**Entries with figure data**
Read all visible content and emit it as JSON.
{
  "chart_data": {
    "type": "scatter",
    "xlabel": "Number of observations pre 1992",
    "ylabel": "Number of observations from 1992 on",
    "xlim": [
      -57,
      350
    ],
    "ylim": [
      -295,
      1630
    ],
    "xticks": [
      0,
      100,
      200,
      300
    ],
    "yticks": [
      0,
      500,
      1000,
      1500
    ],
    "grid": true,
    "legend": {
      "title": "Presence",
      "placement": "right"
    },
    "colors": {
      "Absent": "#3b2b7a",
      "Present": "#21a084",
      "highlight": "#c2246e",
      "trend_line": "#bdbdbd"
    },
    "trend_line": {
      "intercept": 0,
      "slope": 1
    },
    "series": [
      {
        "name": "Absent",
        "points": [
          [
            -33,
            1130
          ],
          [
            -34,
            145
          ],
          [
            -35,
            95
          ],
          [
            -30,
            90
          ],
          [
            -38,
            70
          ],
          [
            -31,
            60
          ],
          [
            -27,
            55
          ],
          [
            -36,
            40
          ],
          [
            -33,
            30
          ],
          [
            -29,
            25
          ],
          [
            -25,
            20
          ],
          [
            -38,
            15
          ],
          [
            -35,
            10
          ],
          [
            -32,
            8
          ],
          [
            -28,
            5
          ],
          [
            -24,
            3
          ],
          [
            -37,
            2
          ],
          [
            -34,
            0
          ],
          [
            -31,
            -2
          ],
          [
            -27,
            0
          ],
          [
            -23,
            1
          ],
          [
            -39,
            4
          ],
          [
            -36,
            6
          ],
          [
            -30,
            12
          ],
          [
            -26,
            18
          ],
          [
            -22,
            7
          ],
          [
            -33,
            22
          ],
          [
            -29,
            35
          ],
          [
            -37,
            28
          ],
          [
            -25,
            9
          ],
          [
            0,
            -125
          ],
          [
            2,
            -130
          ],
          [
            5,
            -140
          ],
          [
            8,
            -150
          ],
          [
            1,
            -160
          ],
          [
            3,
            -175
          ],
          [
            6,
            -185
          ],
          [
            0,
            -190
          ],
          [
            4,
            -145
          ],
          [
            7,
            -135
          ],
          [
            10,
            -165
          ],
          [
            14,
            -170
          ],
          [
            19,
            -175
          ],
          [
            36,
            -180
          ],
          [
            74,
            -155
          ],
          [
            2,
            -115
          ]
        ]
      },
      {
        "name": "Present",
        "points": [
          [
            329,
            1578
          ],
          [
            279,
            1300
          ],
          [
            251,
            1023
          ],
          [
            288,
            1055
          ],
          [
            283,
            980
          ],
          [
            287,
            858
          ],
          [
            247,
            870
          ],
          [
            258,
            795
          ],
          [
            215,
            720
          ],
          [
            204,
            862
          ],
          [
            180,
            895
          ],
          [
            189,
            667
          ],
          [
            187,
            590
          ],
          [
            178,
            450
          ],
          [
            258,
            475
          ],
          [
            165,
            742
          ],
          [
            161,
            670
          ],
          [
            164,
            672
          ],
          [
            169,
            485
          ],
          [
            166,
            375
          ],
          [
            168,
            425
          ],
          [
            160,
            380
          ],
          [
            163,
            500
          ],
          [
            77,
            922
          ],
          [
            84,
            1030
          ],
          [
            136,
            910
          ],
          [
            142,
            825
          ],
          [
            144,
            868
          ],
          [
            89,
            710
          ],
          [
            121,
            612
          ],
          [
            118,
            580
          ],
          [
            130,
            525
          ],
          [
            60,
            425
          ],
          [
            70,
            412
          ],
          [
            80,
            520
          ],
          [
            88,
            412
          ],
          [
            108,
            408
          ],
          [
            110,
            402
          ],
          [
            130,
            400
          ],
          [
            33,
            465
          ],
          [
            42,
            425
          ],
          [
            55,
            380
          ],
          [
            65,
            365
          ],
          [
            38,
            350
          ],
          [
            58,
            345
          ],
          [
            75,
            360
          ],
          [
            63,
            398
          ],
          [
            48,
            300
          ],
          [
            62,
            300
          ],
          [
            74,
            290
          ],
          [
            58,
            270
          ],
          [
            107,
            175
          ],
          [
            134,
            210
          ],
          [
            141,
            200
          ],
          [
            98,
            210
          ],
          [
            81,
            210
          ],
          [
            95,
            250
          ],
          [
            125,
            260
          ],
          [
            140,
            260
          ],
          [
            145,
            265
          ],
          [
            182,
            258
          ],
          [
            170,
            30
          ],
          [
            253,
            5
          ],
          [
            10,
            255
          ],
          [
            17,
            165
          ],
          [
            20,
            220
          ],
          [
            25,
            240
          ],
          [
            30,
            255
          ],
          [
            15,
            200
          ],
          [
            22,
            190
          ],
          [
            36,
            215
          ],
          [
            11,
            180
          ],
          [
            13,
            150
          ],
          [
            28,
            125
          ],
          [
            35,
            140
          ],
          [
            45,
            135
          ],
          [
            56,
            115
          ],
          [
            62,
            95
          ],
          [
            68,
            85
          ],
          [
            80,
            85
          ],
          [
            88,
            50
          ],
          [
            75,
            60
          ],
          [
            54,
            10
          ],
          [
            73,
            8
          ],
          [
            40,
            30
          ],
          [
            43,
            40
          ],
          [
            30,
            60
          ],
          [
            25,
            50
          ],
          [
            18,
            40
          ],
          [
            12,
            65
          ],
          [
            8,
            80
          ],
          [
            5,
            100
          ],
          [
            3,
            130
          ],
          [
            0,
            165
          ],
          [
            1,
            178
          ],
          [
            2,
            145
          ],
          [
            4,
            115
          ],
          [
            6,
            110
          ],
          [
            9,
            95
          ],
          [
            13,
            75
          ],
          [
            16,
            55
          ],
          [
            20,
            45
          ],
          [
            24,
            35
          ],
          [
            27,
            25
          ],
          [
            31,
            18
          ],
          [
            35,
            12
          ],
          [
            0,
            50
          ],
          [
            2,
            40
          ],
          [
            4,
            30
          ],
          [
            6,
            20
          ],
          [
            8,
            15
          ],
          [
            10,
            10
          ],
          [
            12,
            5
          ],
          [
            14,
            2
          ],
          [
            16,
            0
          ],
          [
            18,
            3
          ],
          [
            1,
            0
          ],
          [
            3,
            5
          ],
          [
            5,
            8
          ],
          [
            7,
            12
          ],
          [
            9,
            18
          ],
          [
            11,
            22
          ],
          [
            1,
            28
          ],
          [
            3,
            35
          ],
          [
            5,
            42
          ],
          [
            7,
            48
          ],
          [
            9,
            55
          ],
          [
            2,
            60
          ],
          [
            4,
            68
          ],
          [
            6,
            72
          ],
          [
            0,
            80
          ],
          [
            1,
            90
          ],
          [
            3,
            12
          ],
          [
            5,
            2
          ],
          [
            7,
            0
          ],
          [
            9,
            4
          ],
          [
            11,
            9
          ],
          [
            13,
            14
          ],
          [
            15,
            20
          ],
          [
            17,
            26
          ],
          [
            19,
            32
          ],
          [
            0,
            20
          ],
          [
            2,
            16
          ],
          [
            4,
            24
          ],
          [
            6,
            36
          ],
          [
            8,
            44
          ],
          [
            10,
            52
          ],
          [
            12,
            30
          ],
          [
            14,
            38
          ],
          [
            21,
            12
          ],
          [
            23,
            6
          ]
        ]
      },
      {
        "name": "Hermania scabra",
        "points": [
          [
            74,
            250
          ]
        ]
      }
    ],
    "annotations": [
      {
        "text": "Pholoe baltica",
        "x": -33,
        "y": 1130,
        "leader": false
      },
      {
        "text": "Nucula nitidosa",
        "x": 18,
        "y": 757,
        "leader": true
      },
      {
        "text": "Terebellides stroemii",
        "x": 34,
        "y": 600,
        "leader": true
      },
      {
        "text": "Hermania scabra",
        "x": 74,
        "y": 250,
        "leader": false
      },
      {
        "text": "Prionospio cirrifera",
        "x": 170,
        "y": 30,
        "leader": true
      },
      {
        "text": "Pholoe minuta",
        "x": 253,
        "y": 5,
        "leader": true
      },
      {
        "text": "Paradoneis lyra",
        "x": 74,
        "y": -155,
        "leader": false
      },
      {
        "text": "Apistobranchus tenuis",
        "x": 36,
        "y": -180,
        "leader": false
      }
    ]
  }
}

**INSTRUCTIONS FOR THE TASK**
Using the listing above, work out how many of its lines include "name", and give only the result.

**EXERCISE SOLUTION**
3